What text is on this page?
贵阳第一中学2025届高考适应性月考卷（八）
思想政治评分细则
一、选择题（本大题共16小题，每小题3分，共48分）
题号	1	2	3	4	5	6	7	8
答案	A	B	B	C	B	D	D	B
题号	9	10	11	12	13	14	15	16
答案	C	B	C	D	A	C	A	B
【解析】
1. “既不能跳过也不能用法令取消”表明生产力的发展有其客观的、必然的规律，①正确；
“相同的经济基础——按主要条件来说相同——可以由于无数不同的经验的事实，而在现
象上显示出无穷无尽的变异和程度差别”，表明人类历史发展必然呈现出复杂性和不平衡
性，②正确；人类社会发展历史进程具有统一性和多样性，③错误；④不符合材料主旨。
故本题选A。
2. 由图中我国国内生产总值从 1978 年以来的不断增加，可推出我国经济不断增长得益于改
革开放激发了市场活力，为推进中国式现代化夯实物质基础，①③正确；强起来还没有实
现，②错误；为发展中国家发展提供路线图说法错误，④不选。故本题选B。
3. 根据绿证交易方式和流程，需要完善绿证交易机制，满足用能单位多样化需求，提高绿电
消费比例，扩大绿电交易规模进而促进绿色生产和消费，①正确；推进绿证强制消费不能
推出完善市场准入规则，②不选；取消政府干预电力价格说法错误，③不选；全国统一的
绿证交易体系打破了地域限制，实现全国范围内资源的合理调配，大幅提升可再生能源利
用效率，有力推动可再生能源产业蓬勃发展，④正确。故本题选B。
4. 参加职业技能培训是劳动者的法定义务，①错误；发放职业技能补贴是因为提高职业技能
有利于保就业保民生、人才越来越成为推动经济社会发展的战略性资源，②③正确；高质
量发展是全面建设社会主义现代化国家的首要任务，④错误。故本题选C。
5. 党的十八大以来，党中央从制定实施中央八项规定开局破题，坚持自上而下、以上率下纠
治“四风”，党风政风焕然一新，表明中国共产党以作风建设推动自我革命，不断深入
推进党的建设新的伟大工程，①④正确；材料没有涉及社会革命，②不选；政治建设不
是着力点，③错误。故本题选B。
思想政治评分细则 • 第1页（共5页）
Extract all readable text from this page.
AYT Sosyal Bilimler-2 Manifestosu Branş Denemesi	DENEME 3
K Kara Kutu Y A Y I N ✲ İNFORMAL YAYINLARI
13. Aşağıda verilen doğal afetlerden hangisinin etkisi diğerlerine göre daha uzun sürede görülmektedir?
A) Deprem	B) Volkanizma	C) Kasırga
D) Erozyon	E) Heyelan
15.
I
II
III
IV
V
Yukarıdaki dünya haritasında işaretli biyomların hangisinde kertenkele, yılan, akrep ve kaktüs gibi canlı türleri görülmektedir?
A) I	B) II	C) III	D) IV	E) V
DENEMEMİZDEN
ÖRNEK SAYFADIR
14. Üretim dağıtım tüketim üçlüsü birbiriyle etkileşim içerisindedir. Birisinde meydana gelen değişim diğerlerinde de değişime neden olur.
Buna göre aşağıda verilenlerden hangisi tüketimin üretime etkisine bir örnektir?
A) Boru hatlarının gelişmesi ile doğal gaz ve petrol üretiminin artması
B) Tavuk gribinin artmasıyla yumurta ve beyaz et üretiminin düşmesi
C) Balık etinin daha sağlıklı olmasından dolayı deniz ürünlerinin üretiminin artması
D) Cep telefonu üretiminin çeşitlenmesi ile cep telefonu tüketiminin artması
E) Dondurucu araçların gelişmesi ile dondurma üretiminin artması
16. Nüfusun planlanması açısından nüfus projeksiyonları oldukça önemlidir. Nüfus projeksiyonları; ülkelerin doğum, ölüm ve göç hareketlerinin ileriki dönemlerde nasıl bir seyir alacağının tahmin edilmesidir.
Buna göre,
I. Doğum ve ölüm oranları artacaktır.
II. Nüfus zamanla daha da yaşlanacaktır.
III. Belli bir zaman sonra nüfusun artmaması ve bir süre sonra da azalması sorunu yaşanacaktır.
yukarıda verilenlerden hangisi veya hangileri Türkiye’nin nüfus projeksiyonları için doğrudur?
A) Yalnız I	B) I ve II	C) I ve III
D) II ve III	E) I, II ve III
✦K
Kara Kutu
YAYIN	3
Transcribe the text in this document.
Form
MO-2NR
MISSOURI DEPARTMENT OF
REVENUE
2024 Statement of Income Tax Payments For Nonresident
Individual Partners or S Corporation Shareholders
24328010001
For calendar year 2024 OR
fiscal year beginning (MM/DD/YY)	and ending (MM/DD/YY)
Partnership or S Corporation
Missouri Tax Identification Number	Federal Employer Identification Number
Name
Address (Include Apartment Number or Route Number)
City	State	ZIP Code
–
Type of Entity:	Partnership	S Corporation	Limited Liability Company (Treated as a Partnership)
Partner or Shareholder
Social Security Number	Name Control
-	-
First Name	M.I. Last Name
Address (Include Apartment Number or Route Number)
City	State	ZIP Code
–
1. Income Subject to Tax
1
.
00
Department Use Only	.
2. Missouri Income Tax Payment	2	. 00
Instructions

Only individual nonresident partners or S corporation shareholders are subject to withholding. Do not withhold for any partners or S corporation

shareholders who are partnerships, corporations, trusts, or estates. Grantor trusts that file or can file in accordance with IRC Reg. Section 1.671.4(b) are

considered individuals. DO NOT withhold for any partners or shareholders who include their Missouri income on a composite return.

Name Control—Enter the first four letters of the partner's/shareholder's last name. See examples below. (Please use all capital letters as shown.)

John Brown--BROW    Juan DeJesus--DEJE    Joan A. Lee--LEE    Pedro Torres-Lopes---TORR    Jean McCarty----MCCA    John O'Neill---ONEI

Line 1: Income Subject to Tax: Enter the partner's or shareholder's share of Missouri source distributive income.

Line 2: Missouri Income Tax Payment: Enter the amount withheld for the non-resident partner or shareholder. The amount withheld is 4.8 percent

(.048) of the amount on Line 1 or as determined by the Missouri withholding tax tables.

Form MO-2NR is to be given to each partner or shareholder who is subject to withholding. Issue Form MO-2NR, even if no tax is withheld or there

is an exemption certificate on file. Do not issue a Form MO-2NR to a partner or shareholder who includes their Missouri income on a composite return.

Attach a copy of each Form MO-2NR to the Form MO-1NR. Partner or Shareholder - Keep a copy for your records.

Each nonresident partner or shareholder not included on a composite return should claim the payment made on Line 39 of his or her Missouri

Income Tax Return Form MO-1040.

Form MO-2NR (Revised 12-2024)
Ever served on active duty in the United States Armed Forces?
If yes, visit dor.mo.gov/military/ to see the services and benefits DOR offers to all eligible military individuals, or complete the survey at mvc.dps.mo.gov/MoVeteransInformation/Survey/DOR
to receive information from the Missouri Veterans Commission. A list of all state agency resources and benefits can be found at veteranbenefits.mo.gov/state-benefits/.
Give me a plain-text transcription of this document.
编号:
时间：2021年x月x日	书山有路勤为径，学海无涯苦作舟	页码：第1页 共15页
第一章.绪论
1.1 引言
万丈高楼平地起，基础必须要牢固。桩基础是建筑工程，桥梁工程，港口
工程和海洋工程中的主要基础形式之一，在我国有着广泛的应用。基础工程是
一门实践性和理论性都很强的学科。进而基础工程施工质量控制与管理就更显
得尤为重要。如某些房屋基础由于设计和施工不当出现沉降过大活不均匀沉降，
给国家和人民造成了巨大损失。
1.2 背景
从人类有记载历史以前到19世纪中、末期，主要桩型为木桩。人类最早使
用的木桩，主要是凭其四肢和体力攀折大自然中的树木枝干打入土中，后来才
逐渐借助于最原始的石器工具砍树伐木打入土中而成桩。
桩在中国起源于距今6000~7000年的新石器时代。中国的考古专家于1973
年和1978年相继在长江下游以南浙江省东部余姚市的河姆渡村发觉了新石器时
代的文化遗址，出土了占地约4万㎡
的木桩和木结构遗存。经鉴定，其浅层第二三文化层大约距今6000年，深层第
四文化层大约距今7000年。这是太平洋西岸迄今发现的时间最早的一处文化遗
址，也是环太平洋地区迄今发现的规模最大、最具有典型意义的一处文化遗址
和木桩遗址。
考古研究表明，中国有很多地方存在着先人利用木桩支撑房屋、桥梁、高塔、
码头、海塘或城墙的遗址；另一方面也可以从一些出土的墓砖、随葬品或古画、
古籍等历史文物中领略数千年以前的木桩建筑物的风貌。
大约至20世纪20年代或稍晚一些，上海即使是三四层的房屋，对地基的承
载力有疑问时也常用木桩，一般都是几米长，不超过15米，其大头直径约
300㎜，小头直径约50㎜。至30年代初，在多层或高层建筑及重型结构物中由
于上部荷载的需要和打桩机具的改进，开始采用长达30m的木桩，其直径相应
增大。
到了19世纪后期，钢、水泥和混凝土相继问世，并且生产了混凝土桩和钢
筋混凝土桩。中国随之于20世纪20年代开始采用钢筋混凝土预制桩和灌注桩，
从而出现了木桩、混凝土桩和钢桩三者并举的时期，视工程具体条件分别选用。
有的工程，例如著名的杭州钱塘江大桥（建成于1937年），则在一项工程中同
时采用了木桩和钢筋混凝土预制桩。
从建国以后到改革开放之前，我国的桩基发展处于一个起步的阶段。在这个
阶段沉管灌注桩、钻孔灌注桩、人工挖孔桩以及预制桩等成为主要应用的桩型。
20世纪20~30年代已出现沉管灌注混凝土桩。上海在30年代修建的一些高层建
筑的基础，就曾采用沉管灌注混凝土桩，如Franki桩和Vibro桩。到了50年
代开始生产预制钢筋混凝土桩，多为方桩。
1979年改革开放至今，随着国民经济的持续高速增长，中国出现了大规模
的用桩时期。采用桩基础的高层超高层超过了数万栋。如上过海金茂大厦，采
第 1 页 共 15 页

Stated goal: Scan the lines for the string "benefits". Copy out each line that matches.

Finished exercise:
If yes, visit dor.mo.gov/military/ to see the services and benefits DOR offers to all eligible military individuals, or complete the survey at mvc.dps.mo.gov/MoVeteransInformation/Survey/DOR
to receive information from the Missouri Veterans Commission. A list of all state agency resources and benefits can be found at veteranbenefits.mo.gov/state-benefits/.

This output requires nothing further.